### Brief
Your copy should hold every record exactly and no images.

══ Listed entries ══

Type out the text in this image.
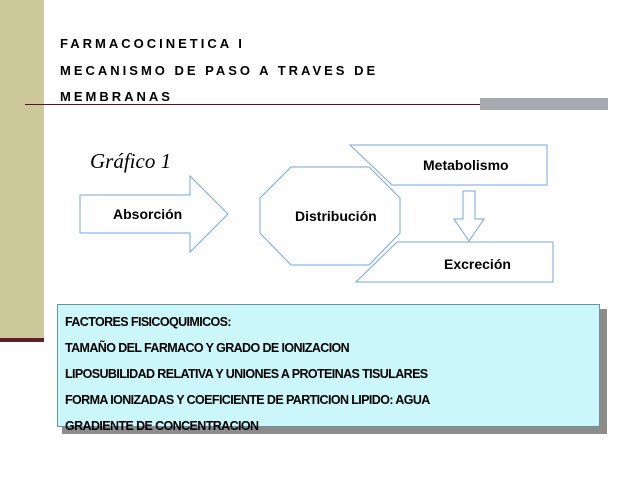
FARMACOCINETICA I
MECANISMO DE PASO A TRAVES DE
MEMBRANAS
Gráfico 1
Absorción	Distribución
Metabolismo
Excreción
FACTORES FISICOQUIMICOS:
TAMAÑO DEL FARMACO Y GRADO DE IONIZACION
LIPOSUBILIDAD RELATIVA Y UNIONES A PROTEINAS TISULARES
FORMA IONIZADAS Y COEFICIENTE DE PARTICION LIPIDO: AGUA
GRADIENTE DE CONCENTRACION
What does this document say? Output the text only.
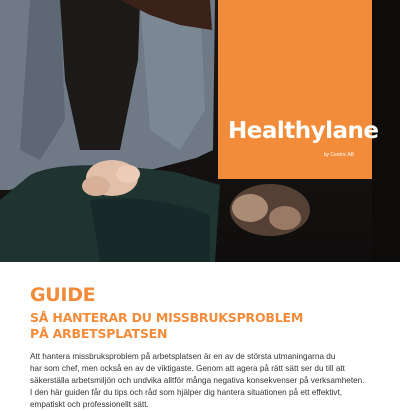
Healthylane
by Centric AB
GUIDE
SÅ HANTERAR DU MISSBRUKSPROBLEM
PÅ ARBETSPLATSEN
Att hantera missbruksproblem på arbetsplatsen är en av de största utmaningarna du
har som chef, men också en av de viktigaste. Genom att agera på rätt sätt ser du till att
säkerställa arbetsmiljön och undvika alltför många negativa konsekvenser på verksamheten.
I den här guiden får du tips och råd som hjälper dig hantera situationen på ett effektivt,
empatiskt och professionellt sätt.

═══

### Response below
Type out the text in this image.
FARMACOCINETICA I
MECANISMO DE PASO A TRAVES DE
MEMBRANAS
Gráfico 1
Absorción	Distribución
Metabolismo
Excreción
FACTORES FISICOQUIMICOS:
TAMAÑO DEL FARMACO Y GRADO DE IONIZACION
LIPOSUBILIDAD RELATIVA Y UNIONES A PROTEINAS TISULARES
FORMA IONIZADAS Y COEFICIENTE DE PARTICION LIPIDO: AGUA
GRADIENTE DE CONCENTRACION
What does this document say? Output the text only.
Healthylane
by Centric AB
GUIDE
SÅ HANTERAR DU MISSBRUKSPROBLEM
PÅ ARBETSPLATSEN
Att hantera missbruksproblem på arbetsplatsen är en av de största utmaningarna du
har som chef, men också en av de viktigaste. Genom att agera på rätt sätt ser du till att
säkerställa arbetsmiljön och undvika alltför många negativa konsekvenser på verksamheten.
I den här guiden får du tips och råd som hjälper dig hantera situationen på ett effektivt,
empatiskt och professionellt sätt.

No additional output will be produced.